**ТЕКСТ ДЛЯ ЧТЕНИЯ:**

Социальный вопрос Ирландии коренился в отношениях безземельных и (фактически) бесправных арендаторов, нищих и задавленных арендной платой и всякими притеснениями, к владыкам ирландской территории — лендлордам. Это было основным недугом ирландской жизни, порождавшим разнохарактерные и неисчислимые бедствия для огромного большинства населения. Другим, меньшим, добавочным так сказать, злом, тоже сосредоточившим на себе ненависть Ирландии, была в те годы десятина. Первое зло было гораздо больше и коренилось глубже, второе было меньше и носило более искусственный характер. И О’Коннель начал борьбу именно со вторым, а не с первым злом, с десятиной, а не с аграрными отношениями, с более слабым из двух врагов.

**ИСХОДНЫЙ МАТЕРИАЛ:**
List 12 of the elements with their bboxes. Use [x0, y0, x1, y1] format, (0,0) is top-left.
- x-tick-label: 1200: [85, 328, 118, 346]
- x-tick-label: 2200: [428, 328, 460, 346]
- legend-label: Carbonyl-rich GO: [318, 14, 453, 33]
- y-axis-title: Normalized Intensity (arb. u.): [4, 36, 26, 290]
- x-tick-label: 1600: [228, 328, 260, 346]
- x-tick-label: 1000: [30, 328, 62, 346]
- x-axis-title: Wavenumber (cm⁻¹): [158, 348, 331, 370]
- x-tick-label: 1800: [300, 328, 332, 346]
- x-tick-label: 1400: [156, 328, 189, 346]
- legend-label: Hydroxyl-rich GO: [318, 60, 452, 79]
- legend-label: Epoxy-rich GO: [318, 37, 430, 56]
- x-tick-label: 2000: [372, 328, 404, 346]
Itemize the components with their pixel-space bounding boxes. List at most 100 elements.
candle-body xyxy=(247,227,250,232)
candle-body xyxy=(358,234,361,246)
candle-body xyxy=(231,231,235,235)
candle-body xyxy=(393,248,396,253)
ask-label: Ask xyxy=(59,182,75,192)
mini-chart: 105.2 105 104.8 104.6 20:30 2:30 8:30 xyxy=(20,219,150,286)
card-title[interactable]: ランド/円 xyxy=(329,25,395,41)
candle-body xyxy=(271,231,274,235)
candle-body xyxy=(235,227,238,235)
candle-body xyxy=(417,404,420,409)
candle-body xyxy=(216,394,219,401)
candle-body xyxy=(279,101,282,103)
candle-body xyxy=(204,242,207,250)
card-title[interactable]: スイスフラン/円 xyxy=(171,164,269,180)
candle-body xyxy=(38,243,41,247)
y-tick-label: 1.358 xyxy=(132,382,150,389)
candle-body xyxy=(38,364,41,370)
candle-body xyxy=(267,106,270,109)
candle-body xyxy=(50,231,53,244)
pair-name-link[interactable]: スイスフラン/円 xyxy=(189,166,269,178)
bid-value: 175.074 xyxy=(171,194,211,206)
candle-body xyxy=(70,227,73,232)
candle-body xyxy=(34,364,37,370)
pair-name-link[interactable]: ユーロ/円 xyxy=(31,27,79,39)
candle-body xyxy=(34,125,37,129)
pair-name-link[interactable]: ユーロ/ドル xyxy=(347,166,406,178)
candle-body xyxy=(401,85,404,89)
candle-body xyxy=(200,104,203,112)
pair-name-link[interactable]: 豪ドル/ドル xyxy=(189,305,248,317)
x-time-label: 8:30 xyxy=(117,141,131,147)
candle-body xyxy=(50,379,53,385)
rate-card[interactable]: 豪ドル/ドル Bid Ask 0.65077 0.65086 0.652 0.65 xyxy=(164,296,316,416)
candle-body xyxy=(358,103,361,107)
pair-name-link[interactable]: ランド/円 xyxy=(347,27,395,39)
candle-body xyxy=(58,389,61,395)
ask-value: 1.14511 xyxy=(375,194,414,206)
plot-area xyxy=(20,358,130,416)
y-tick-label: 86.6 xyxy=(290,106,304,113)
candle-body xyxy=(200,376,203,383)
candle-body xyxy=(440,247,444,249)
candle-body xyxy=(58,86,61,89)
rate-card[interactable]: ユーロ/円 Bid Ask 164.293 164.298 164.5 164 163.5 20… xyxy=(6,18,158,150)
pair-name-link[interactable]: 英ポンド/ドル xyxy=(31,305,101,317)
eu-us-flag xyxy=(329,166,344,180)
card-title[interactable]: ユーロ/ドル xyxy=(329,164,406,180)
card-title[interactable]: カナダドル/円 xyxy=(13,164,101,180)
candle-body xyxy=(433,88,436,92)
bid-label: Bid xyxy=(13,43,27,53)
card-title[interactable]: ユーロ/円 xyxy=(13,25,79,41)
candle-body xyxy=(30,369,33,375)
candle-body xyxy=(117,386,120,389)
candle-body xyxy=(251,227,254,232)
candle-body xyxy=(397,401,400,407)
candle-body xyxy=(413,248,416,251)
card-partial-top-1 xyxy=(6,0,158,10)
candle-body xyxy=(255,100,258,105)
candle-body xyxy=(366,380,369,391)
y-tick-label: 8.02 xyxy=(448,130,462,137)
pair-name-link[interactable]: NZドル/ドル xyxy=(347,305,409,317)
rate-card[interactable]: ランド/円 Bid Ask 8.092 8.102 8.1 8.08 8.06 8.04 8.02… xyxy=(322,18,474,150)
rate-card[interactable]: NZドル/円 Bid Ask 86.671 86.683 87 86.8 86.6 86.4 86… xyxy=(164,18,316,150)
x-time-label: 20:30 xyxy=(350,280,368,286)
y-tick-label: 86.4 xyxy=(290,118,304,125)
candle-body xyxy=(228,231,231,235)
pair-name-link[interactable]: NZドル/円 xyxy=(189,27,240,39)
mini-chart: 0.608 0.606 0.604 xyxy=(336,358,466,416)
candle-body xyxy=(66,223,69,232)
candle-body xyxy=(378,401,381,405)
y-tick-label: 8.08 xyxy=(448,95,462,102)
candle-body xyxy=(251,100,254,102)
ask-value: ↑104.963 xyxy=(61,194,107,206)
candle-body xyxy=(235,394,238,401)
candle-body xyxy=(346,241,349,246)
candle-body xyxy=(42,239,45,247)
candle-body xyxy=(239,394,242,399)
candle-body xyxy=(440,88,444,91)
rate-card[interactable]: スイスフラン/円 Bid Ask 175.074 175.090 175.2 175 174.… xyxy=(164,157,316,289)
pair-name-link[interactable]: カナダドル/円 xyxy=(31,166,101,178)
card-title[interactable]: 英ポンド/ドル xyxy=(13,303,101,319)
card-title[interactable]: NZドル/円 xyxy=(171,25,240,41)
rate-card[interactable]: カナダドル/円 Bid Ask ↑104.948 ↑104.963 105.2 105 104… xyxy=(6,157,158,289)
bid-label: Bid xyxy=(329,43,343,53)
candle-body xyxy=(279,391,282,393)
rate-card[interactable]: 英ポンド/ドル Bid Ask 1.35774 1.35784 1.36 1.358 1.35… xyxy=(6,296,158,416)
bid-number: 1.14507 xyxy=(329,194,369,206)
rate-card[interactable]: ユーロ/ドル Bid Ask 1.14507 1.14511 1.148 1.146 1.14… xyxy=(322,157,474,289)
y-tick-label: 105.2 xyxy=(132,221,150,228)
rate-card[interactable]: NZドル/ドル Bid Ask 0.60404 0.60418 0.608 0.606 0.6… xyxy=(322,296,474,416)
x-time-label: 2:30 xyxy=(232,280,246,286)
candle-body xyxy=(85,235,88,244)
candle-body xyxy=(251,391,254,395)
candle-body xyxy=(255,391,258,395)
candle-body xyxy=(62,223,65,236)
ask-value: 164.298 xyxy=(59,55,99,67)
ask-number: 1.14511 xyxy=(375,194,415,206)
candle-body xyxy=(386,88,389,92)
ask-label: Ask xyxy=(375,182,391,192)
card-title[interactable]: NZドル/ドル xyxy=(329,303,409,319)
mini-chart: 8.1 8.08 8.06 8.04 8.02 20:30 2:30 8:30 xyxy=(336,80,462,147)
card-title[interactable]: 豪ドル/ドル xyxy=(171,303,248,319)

**ЗАДАНИЯ ДЛЯ ВЫПОЛНЕНИЯ:**
1. Перечислите все определения, которыми в тексте об Ирландии характеризуются арендаторы.
2. Выпишите дословно фрагмент текста об Ирландии от слов «Социальный вопрос Ирландии» до слов «из двух врагов.» включительно.

**СПИСОК ОТВЕТОВ:**
1. безземельных; (фактически) бесправных; нищих; задавленных арендной платой и всякими притеснениями

2.
Социальный вопрос Ирландии коренился в отношениях безземельных и (фактически) бесправных арендаторов, нищих и задавленных арендной платой и всякими притеснениями, к владыкам ирландской территории — лендлордам. Это было основным недугом ирландской жизни, порождавшим разнохарактерные и неисчислимые бедствия для огромного большинства населения. Другим, меньшим, добавочным так сказать, злом, тоже сосредоточившим на себе ненависть Ирландии, была в те годы десятина. Первое зло было гораздо больше и коренилось глубже, второе было меньше и носило более искусственный характер. И О’Коннель начал борьбу именно со вторым, а не с первым злом, с десятиной, а не с аграрными отношениями, с более слабым из двух врагов.